- [Data shown]:
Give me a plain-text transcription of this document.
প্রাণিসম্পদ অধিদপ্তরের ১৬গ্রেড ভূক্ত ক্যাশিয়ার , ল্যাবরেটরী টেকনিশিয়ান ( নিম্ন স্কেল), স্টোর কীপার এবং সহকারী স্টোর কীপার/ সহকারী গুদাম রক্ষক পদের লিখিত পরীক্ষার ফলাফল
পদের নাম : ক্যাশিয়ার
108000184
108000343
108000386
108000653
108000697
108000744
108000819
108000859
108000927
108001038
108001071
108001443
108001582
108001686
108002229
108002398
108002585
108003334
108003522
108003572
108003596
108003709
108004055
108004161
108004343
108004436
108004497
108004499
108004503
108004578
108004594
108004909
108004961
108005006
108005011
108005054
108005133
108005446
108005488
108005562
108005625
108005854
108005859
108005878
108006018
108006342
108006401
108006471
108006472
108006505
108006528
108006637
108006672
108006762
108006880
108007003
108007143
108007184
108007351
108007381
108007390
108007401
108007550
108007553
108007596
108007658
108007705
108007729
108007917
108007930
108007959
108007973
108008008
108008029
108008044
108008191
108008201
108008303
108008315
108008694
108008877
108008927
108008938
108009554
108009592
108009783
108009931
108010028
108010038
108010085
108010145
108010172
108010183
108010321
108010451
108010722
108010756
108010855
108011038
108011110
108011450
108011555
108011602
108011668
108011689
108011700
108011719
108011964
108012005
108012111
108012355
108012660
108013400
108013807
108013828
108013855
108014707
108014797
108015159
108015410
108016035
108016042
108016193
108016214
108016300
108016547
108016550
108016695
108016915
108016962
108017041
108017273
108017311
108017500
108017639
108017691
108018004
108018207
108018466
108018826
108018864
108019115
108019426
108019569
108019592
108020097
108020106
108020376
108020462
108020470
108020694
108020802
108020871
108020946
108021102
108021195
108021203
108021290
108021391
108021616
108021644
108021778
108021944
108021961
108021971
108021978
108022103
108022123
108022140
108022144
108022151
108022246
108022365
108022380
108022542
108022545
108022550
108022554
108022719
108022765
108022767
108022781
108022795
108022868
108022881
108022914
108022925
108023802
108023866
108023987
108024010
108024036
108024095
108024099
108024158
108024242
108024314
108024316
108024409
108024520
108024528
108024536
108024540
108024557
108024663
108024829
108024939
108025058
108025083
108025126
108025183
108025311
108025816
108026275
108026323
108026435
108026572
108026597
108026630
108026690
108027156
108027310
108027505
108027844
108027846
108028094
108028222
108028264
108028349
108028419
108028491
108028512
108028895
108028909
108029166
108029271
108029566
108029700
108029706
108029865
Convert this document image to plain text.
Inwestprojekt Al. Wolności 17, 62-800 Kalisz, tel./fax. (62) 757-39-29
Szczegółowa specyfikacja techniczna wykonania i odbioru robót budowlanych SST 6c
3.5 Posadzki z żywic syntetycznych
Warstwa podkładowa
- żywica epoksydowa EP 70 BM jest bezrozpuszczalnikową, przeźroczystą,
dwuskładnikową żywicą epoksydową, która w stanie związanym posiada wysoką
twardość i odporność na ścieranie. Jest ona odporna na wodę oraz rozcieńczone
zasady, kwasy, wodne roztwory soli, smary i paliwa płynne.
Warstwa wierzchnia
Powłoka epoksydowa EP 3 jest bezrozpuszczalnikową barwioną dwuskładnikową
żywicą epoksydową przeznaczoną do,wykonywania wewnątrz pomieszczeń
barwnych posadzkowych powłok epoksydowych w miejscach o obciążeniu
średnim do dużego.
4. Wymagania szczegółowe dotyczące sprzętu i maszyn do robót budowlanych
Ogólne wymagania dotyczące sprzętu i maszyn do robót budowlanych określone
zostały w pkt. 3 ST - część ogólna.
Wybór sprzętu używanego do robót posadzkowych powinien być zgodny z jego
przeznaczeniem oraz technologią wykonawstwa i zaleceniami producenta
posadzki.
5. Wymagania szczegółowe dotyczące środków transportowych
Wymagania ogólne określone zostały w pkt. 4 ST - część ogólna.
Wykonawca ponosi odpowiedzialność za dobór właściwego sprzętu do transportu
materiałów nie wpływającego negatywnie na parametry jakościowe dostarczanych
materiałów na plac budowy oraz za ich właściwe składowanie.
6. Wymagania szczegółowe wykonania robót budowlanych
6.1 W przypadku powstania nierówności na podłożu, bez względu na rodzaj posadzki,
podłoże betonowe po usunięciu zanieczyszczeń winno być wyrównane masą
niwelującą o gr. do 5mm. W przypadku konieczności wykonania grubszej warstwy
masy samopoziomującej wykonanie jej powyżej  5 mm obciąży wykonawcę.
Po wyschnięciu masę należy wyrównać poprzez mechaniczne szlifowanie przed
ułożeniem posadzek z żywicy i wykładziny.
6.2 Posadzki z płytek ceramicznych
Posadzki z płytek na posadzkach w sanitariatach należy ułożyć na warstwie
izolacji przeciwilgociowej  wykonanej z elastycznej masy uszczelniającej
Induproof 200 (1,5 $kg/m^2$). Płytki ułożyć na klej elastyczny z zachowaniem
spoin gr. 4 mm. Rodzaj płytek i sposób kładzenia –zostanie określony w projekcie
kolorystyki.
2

- [Task objective]: Your task is to repeat every line exactly.

- [Reply]:
Give me a plain-text transcription of this document.
প্রাণিসম্পদ অধিদপ্তরের ১৬গ্রেড ভূক্ত ক্যাশিয়ার , ল্যাবরেটরী টেকনিশিয়ান ( নিম্ন স্কেল), স্টোর কীপার এবং সহকারী স্টোর কীপার/ সহকারী গুদাম রক্ষক পদের লিখিত পরীক্ষার ফলাফল
পদের নাম : ক্যাশিয়ার
108000184
108000343
108000386
108000653
108000697
108000744
108000819
108000859
108000927
108001038
108001071
108001443
108001582
108001686
108002229
108002398
108002585
108003334
108003522
108003572
108003596
108003709
108004055
108004161
108004343
108004436
108004497
108004499
108004503
108004578
108004594
108004909
108004961
108005006
108005011
108005054
108005133
108005446
108005488
108005562
108005625
108005854
108005859
108005878
108006018
108006342
108006401
108006471
108006472
108006505
108006528
108006637
108006672
108006762
108006880
108007003
108007143
108007184
108007351
108007381
108007390
108007401
108007550
108007553
108007596
108007658
108007705
108007729
108007917
108007930
108007959
108007973
108008008
108008029
108008044
108008191
108008201
108008303
108008315
108008694
108008877
108008927
108008938
108009554
108009592
108009783
108009931
108010028
108010038
108010085
108010145
108010172
108010183
108010321
108010451
108010722
108010756
108010855
108011038
108011110
108011450
108011555
108011602
108011668
108011689
108011700
108011719
108011964
108012005
108012111
108012355
108012660
108013400
108013807
108013828
108013855
108014707
108014797
108015159
108015410
108016035
108016042
108016193
108016214
108016300
108016547
108016550
108016695
108016915
108016962
108017041
108017273
108017311
108017500
108017639
108017691
108018004
108018207
108018466
108018826
108018864
108019115
108019426
108019569
108019592
108020097
108020106
108020376
108020462
108020470
108020694
108020802
108020871
108020946
108021102
108021195
108021203
108021290
108021391
108021616
108021644
108021778
108021944
108021961
108021971
108021978
108022103
108022123
108022140
108022144
108022151
108022246
108022365
108022380
108022542
108022545
108022550
108022554
108022719
108022765
108022767
108022781
108022795
108022868
108022881
108022914
108022925
108023802
108023866
108023987
108024010
108024036
108024095
108024099
108024158
108024242
108024314
108024316
108024409
108024520
108024528
108024536
108024540
108024557
108024663
108024829
108024939
108025058
108025083
108025126
108025183
108025311
108025816
108026275
108026323
108026435
108026572
108026597
108026630
108026690
108027156
108027310
108027505
108027844
108027846
108028094
108028222
108028264
108028349
108028419
108028491
108028512
108028895
108028909
108029166
108029271
108029566
108029700
108029706
108029865
Convert this document image to plain text.
Inwestprojekt Al. Wolności 17, 62-800 Kalisz, tel./fax. (62) 757-39-29
Szczegółowa specyfikacja techniczna wykonania i odbioru robót budowlanych SST 6c
3.5 Posadzki z żywic syntetycznych
Warstwa podkładowa
- żywica epoksydowa EP 70 BM jest bezrozpuszczalnikową, przeźroczystą,
dwuskładnikową żywicą epoksydową, która w stanie związanym posiada wysoką
twardość i odporność na ścieranie. Jest ona odporna na wodę oraz rozcieńczone
zasady, kwasy, wodne roztwory soli, smary i paliwa płynne.
Warstwa wierzchnia
Powłoka epoksydowa EP 3 jest bezrozpuszczalnikową barwioną dwuskładnikową
żywicą epoksydową przeznaczoną do,wykonywania wewnątrz pomieszczeń
barwnych posadzkowych powłok epoksydowych w miejscach o obciążeniu
średnim do dużego.
4. Wymagania szczegółowe dotyczące sprzętu i maszyn do robót budowlanych
Ogólne wymagania dotyczące sprzętu i maszyn do robót budowlanych określone
zostały w pkt. 3 ST - część ogólna.
Wybór sprzętu używanego do robót posadzkowych powinien być zgodny z jego
przeznaczeniem oraz technologią wykonawstwa i zaleceniami producenta
posadzki.
5. Wymagania szczegółowe dotyczące środków transportowych
Wymagania ogólne określone zostały w pkt. 4 ST - część ogólna.
Wykonawca ponosi odpowiedzialność za dobór właściwego sprzętu do transportu
materiałów nie wpływającego negatywnie na parametry jakościowe dostarczanych
materiałów na plac budowy oraz za ich właściwe składowanie.
6. Wymagania szczegółowe wykonania robót budowlanych
6.1 W przypadku powstania nierówności na podłożu, bez względu na rodzaj posadzki,
podłoże betonowe po usunięciu zanieczyszczeń winno być wyrównane masą
niwelującą o gr. do 5mm. W przypadku konieczności wykonania grubszej warstwy
masy samopoziomującej wykonanie jej powyżej  5 mm obciąży wykonawcę.
Po wyschnięciu masę należy wyrównać poprzez mechaniczne szlifowanie przed
ułożeniem posadzek z żywicy i wykładziny.
6.2 Posadzki z płytek ceramicznych
Posadzki z płytek na posadzkach w sanitariatach należy ułożyć na warstwie
izolacji przeciwilgociowej  wykonanej z elastycznej masy uszczelniającej
Induproof 200 (1,5 $kg/m^2$). Płytki ułożyć na klej elastyczny z zachowaniem
spoin gr. 4 mm. Rodzaj płytek i sposób kładzenia –zostanie określony w projekcie
kolorystyki.
2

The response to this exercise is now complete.